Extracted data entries
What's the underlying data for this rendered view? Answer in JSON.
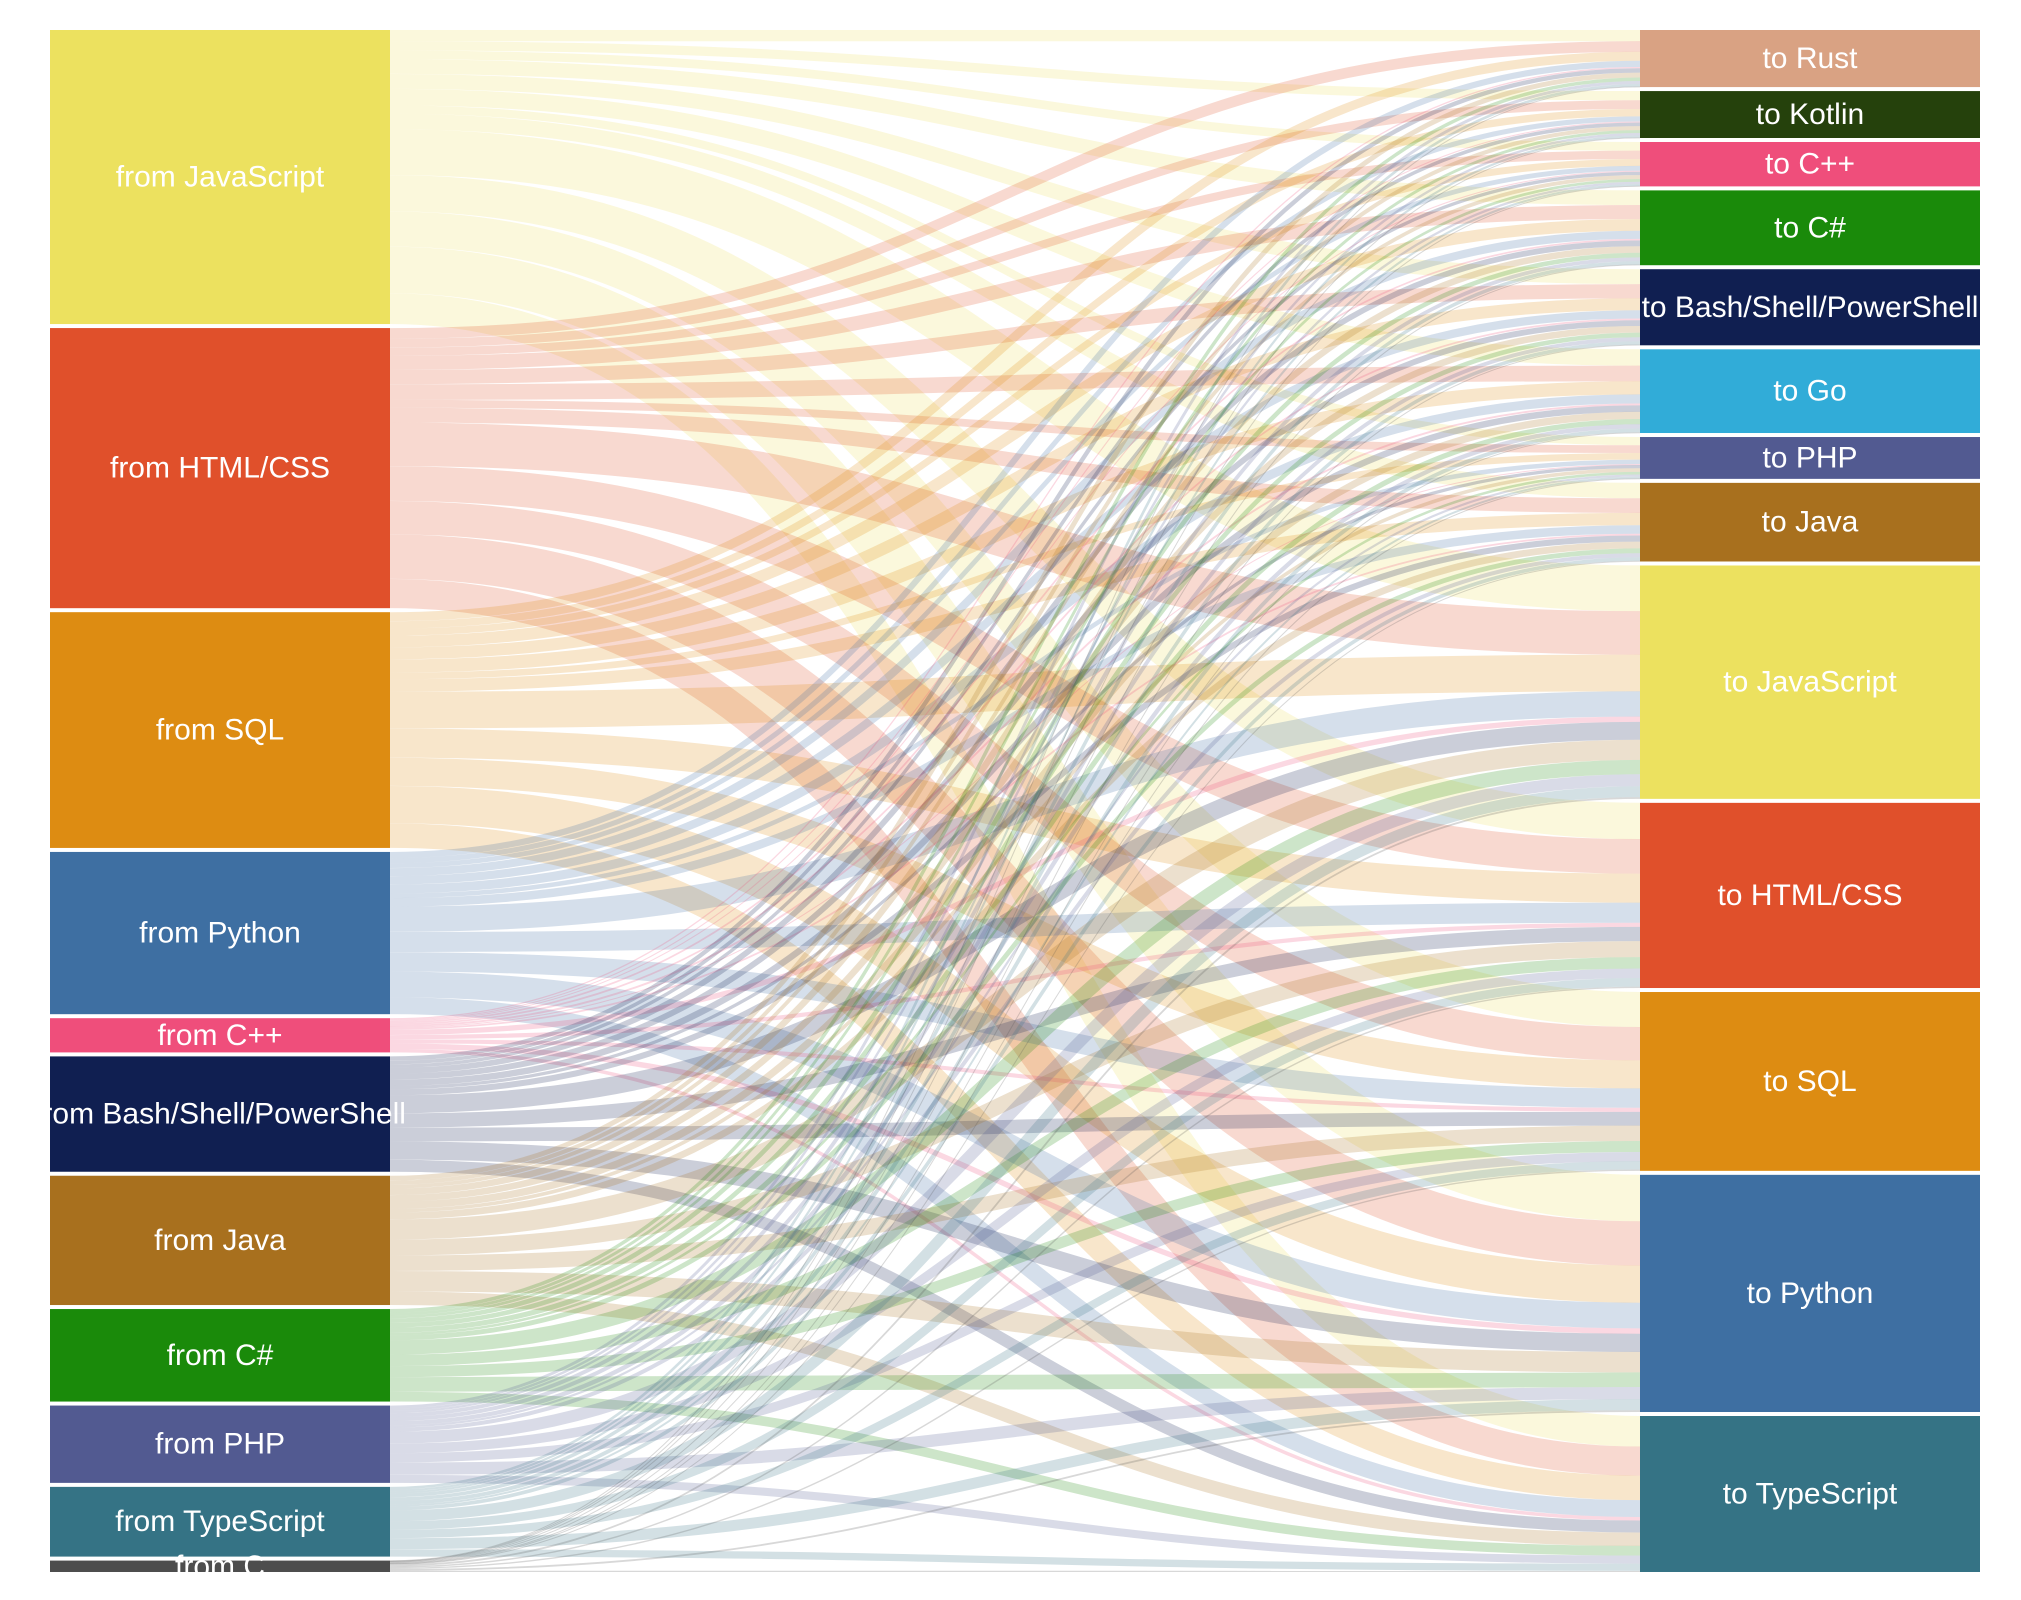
{
  "diagram": {
    "type": "sankey",
    "sources": [
      {
        "id": "js",
        "label": "from JavaScript",
        "color": "#ECE15F",
        "value": 232
      },
      {
        "id": "html",
        "label": "from HTML/CSS",
        "color": "#E0502B",
        "value": 221
      },
      {
        "id": "sql",
        "label": "from SQL",
        "color": "#DD8C12",
        "value": 186
      },
      {
        "id": "py",
        "label": "from Python",
        "color": "#3E6FA2",
        "value": 128
      },
      {
        "id": "cpp",
        "label": "from C++",
        "color": "#EF4E7B",
        "value": 27
      },
      {
        "id": "bash",
        "label": "from Bash/Shell/PowerShell",
        "color": "#101F51",
        "value": 91
      },
      {
        "id": "java",
        "label": "from Java",
        "color": "#A8701E",
        "value": 102
      },
      {
        "id": "cs",
        "label": "from C#",
        "color": "#1A8A0A",
        "value": 73
      },
      {
        "id": "php",
        "label": "from PHP",
        "color": "#525A91",
        "value": 61
      },
      {
        "id": "ts",
        "label": "from TypeScript",
        "color": "#357385",
        "value": 55
      },
      {
        "id": "c",
        "label": "from C",
        "color": "#4D4D4D",
        "value": 9
      }
    ],
    "targets": [
      {
        "id": "rust",
        "label": "to Rust",
        "color": "#D9A283",
        "value": 45
      },
      {
        "id": "kt",
        "label": "to Kotlin",
        "color": "#25410C",
        "value": 37
      },
      {
        "id": "cpp",
        "label": "to C++",
        "color": "#EF4E7B",
        "value": 35
      },
      {
        "id": "cs",
        "label": "to C#",
        "color": "#1A8A0A",
        "value": 59
      },
      {
        "id": "bash",
        "label": "to Bash/Shell/PowerShell",
        "color": "#101F51",
        "value": 60
      },
      {
        "id": "go",
        "label": "to Go",
        "color": "#31ACD8",
        "value": 66
      },
      {
        "id": "php",
        "label": "to PHP",
        "color": "#525A91",
        "value": 33
      },
      {
        "id": "java",
        "label": "to Java",
        "color": "#A8701E",
        "value": 62
      },
      {
        "id": "js",
        "label": "to JavaScript",
        "color": "#ECE15F",
        "value": 184
      },
      {
        "id": "html",
        "label": "to HTML/CSS",
        "color": "#E0502B",
        "value": 146
      },
      {
        "id": "sql",
        "label": "to SQL",
        "color": "#DD8C12",
        "value": 141
      },
      {
        "id": "py",
        "label": "to Python",
        "color": "#3E6FA2",
        "value": 187
      },
      {
        "id": "ts",
        "label": "to TypeScript",
        "color": "#357385",
        "value": 123
      }
    ],
    "flow_opacity": 0.22
  }
}
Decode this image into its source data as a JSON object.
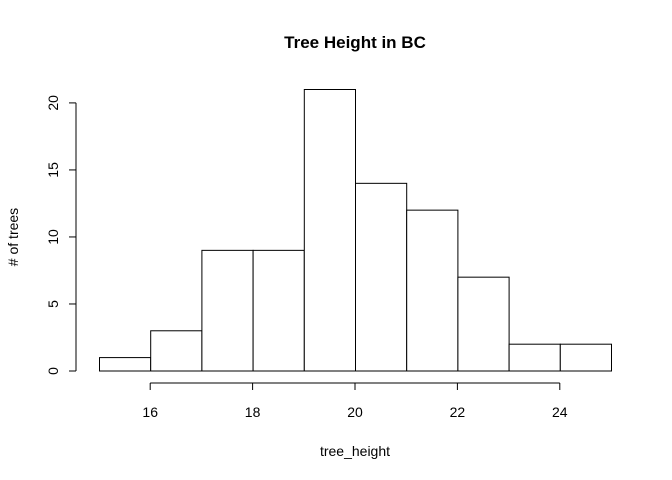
{
  "chart_data": {
    "type": "bar",
    "subtype": "histogram",
    "title": "Tree Height in BC",
    "xlabel": "tree_height",
    "ylabel": "# of trees",
    "bins": [
      {
        "start": 15,
        "end": 16,
        "count": 1
      },
      {
        "start": 16,
        "end": 17,
        "count": 3
      },
      {
        "start": 17,
        "end": 18,
        "count": 9
      },
      {
        "start": 18,
        "end": 19,
        "count": 9
      },
      {
        "start": 19,
        "end": 20,
        "count": 21
      },
      {
        "start": 20,
        "end": 21,
        "count": 14
      },
      {
        "start": 21,
        "end": 22,
        "count": 12
      },
      {
        "start": 22,
        "end": 23,
        "count": 7
      },
      {
        "start": 23,
        "end": 24,
        "count": 2
      },
      {
        "start": 24,
        "end": 25,
        "count": 2
      }
    ],
    "xlim": [
      15,
      25
    ],
    "ylim": [
      0,
      21
    ],
    "xticks": [
      16,
      18,
      20,
      22,
      24
    ],
    "yticks": [
      0,
      5,
      10,
      15,
      20
    ],
    "grid": false,
    "colors": {
      "bar_fill": "#ffffff",
      "bar_stroke": "#000000"
    }
  }
}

◆ **WHAT IS REQUIRED**
Go through the entries above and output them exactly, without pictures.

◆ **PROBLEM SOLUTION**
What's the underlying data for this rendered view? Answer in JSON.
{
  "diagram": {
    "type": "sankey",
    "sources": [
      {
        "id": "js",
        "label": "from JavaScript",
        "color": "#ECE15F",
        "value": 232
      },
      {
        "id": "html",
        "label": "from HTML/CSS",
        "color": "#E0502B",
        "value": 221
      },
      {
        "id": "sql",
        "label": "from SQL",
        "color": "#DD8C12",
        "value": 186
      },
      {
        "id": "py",
        "label": "from Python",
        "color": "#3E6FA2",
        "value": 128
      },
      {
        "id": "cpp",
        "label": "from C++",
        "color": "#EF4E7B",
        "value": 27
      },
      {
        "id": "bash",
        "label": "from Bash/Shell/PowerShell",
        "color": "#101F51",
        "value": 91
      },
      {
        "id": "java",
        "label": "from Java",
        "color": "#A8701E",
        "value": 102
      },
      {
        "id": "cs",
        "label": "from C#",
        "color": "#1A8A0A",
        "value": 73
      },
      {
        "id": "php",
        "label": "from PHP",
        "color": "#525A91",
        "value": 61
      },
      {
        "id": "ts",
        "label": "from TypeScript",
        "color": "#357385",
        "value": 55
      },
      {
        "id": "c",
        "label": "from C",
        "color": "#4D4D4D",
        "value": 9
      }
    ],
    "targets": [
      {
        "id": "rust",
        "label": "to Rust",
        "color": "#D9A283",
        "value": 45
      },
      {
        "id": "kt",
        "label": "to Kotlin",
        "color": "#25410C",
        "value": 37
      },
      {
        "id": "cpp",
        "label": "to C++",
        "color": "#EF4E7B",
        "value": 35
      },
      {
        "id": "cs",
        "label": "to C#",
        "color": "#1A8A0A",
        "value": 59
      },
      {
        "id": "bash",
        "label": "to Bash/Shell/PowerShell",
        "color": "#101F51",
        "value": 60
      },
      {
        "id": "go",
        "label": "to Go",
        "color": "#31ACD8",
        "value": 66
      },
      {
        "id": "php",
        "label": "to PHP",
        "color": "#525A91",
        "value": 33
      },
      {
        "id": "java",
        "label": "to Java",
        "color": "#A8701E",
        "value": 62
      },
      {
        "id": "js",
        "label": "to JavaScript",
        "color": "#ECE15F",
        "value": 184
      },
      {
        "id": "html",
        "label": "to HTML/CSS",
        "color": "#E0502B",
        "value": 146
      },
      {
        "id": "sql",
        "label": "to SQL",
        "color": "#DD8C12",
        "value": 141
      },
      {
        "id": "py",
        "label": "to Python",
        "color": "#3E6FA2",
        "value": 187
      },
      {
        "id": "ts",
        "label": "to TypeScript",
        "color": "#357385",
        "value": 123
      }
    ],
    "flow_opacity": 0.22
  }
}
Decode this image into its source data as a JSON object.
{
  "chart_data": {
    "type": "bar",
    "subtype": "histogram",
    "title": "Tree Height in BC",
    "xlabel": "tree_height",
    "ylabel": "# of trees",
    "bins": [
      {
        "start": 15,
        "end": 16,
        "count": 1
      },
      {
        "start": 16,
        "end": 17,
        "count": 3
      },
      {
        "start": 17,
        "end": 18,
        "count": 9
      },
      {
        "start": 18,
        "end": 19,
        "count": 9
      },
      {
        "start": 19,
        "end": 20,
        "count": 21
      },
      {
        "start": 20,
        "end": 21,
        "count": 14
      },
      {
        "start": 21,
        "end": 22,
        "count": 12
      },
      {
        "start": 22,
        "end": 23,
        "count": 7
      },
      {
        "start": 23,
        "end": 24,
        "count": 2
      },
      {
        "start": 24,
        "end": 25,
        "count": 2
      }
    ],
    "xlim": [
      15,
      25
    ],
    "ylim": [
      0,
      21
    ],
    "xticks": [
      16,
      18,
      20,
      22,
      24
    ],
    "yticks": [
      0,
      5,
      10,
      15,
      20
    ],
    "grid": false,
    "colors": {
      "bar_fill": "#ffffff",
      "bar_stroke": "#000000"
    }
  }
}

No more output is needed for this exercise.